Your task.
Show every line in the entries below where the word "Excel" appears.

-- Start of Material shown --

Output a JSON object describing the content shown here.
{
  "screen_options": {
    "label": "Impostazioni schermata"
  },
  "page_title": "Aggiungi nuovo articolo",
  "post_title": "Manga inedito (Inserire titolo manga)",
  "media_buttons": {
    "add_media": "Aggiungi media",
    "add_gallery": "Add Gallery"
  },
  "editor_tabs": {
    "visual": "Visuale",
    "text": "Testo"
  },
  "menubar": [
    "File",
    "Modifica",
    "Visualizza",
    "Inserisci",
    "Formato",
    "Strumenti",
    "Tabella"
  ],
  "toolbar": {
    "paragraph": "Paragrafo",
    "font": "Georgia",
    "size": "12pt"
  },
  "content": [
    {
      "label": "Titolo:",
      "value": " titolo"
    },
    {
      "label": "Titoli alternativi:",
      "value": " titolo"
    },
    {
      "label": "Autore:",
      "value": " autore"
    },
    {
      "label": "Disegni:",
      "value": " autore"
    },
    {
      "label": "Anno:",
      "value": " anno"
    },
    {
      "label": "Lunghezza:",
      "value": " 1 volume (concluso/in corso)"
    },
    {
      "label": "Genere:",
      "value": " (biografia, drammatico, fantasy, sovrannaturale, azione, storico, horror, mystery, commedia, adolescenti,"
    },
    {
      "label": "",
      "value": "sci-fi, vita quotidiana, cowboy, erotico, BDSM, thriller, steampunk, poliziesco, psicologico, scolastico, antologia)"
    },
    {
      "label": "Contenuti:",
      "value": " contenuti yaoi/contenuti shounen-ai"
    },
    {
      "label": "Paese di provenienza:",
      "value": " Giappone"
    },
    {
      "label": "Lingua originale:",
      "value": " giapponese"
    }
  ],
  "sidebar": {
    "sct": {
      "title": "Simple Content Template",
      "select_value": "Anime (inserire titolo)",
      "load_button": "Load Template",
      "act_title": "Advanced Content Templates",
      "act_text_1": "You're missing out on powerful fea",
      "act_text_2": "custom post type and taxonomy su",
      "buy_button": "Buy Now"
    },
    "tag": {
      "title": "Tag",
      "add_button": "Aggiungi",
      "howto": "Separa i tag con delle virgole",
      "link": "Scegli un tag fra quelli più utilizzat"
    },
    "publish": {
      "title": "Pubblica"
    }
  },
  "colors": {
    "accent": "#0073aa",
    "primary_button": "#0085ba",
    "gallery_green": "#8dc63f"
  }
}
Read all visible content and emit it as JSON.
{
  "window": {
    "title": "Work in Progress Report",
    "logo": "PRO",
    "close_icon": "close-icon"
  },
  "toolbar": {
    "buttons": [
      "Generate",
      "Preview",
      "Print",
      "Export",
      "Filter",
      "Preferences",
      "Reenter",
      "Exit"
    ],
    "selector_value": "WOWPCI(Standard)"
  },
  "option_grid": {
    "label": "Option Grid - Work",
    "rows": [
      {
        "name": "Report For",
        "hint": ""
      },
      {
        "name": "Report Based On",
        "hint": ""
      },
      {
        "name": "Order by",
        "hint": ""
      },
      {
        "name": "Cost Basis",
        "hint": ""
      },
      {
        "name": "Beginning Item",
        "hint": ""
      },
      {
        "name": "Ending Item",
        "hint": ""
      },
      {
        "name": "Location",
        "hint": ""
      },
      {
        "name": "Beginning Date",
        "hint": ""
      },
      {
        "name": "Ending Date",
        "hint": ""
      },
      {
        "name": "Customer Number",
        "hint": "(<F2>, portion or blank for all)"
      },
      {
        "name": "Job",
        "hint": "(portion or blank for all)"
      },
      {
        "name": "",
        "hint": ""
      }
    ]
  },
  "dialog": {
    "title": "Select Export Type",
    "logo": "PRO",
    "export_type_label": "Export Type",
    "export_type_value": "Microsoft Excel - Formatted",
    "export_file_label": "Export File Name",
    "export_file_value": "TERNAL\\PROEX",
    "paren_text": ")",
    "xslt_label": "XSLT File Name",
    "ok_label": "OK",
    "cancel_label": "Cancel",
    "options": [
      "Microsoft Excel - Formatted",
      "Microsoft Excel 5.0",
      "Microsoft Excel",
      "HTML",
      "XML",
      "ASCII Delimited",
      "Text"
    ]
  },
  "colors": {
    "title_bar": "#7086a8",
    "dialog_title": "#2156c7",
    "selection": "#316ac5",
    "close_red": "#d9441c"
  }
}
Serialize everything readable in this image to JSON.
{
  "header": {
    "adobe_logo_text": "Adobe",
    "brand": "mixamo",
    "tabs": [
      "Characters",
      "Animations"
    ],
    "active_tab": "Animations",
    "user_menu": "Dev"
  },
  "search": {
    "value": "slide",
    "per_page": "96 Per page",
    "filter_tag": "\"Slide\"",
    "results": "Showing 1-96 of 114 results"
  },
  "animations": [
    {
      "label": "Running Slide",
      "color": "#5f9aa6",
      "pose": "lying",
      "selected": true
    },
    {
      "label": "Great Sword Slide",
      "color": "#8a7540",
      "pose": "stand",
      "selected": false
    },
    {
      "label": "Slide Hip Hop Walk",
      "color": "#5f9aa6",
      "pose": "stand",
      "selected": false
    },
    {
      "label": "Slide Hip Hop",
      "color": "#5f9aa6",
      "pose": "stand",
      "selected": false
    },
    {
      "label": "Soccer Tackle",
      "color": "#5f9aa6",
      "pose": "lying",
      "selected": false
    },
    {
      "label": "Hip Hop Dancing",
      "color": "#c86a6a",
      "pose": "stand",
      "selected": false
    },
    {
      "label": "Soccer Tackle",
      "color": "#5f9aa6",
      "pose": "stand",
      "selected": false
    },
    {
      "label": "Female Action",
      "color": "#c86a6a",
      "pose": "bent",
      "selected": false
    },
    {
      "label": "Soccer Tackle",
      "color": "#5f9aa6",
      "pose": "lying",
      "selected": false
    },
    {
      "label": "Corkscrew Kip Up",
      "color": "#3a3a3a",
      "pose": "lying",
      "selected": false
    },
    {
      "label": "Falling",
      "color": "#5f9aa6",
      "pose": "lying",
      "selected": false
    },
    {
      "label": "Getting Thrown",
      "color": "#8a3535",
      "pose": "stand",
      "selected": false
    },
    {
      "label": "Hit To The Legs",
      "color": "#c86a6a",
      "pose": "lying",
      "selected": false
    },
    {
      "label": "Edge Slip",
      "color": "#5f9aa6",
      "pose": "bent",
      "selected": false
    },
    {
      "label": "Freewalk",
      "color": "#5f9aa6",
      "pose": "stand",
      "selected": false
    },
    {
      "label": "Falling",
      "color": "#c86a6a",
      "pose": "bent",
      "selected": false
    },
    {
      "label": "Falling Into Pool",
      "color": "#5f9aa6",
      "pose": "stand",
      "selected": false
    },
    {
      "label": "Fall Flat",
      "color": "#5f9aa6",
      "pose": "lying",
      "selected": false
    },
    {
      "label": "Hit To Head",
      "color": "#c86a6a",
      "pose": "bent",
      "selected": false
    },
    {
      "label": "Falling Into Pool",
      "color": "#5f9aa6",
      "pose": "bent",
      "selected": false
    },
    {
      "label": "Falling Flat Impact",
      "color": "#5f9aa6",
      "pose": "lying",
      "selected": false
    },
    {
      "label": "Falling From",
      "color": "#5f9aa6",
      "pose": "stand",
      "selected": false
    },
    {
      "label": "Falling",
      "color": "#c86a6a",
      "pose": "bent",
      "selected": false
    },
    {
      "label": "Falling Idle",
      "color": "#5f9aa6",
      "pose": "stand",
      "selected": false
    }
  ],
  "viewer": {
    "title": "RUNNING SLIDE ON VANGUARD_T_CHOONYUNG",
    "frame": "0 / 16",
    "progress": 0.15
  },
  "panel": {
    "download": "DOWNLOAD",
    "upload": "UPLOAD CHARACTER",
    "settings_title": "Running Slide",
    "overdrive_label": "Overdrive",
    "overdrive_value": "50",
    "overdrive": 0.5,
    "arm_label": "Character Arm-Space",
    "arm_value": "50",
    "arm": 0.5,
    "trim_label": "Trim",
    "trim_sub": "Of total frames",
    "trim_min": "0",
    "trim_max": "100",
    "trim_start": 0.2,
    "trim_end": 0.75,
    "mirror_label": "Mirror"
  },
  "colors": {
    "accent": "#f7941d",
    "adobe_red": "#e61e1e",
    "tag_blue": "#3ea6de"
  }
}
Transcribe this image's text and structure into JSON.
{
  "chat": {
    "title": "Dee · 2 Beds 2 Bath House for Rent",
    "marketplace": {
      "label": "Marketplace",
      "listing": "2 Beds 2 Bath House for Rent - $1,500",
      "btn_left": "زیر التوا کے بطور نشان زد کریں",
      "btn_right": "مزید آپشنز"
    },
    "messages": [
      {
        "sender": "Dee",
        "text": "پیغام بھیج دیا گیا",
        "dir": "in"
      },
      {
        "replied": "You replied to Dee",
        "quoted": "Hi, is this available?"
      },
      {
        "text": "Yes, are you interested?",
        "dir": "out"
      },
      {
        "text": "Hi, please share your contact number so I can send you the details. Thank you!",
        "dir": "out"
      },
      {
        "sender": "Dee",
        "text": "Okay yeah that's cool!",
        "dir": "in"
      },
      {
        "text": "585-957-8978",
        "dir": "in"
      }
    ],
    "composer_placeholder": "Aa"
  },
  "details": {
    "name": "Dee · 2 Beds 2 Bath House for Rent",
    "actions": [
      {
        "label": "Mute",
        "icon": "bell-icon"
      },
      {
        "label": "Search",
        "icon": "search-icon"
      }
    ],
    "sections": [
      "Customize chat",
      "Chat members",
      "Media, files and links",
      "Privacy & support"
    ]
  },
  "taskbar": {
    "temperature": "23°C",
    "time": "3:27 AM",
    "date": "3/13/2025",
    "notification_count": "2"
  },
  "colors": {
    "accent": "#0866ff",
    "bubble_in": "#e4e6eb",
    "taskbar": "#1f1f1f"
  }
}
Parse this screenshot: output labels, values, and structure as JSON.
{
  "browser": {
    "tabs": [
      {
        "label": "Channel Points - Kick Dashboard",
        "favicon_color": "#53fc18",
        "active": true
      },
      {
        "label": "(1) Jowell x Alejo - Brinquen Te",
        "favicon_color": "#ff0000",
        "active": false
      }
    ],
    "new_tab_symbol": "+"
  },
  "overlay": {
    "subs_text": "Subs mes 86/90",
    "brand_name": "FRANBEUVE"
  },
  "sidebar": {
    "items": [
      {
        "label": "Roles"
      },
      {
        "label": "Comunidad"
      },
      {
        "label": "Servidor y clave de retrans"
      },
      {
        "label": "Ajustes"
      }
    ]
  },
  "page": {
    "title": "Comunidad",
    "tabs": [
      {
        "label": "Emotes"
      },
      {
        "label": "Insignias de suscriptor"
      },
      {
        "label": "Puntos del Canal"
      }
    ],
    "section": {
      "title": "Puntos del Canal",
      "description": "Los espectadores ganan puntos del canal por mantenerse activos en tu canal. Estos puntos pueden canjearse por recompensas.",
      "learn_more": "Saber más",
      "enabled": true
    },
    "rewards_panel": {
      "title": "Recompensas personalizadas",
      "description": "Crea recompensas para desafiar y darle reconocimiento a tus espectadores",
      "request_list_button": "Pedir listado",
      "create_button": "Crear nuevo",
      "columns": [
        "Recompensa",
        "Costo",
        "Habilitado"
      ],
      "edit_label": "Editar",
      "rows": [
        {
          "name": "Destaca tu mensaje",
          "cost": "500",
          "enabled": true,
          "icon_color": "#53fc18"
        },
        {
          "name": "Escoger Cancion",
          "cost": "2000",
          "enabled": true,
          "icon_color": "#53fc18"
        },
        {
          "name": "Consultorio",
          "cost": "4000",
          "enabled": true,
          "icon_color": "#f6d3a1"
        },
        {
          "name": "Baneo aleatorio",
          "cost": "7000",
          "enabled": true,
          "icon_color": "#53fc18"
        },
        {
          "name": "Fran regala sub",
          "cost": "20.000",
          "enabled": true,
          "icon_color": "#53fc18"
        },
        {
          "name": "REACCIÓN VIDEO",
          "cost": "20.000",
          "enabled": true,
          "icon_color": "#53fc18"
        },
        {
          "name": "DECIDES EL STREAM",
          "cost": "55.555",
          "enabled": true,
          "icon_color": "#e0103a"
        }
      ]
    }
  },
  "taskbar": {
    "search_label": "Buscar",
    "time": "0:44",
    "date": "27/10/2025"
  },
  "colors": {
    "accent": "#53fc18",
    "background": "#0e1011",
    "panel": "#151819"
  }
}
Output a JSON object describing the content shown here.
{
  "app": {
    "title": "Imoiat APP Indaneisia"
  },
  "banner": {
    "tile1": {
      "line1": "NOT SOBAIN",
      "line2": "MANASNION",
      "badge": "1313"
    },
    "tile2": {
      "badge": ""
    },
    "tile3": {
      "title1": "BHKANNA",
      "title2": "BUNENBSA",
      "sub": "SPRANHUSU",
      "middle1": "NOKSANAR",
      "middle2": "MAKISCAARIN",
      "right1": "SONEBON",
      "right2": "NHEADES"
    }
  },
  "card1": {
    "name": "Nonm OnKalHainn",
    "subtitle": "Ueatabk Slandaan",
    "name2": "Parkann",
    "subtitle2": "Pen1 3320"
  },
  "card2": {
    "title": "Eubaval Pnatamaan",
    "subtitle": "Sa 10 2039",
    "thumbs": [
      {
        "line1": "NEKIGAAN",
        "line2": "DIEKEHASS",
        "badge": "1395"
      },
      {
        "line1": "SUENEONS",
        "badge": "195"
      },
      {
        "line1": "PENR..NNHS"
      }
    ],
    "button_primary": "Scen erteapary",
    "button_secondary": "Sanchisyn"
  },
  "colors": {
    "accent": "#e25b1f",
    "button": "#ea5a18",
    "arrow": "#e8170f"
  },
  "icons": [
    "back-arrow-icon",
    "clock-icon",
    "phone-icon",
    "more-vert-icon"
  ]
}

-- End of Material shown --

Exercise output.
    "export_type_value": "Microsoft Excel - Formatted",
      "Microsoft Excel - Formatted",
      "Microsoft Excel 5.0",
      "Microsoft Excel",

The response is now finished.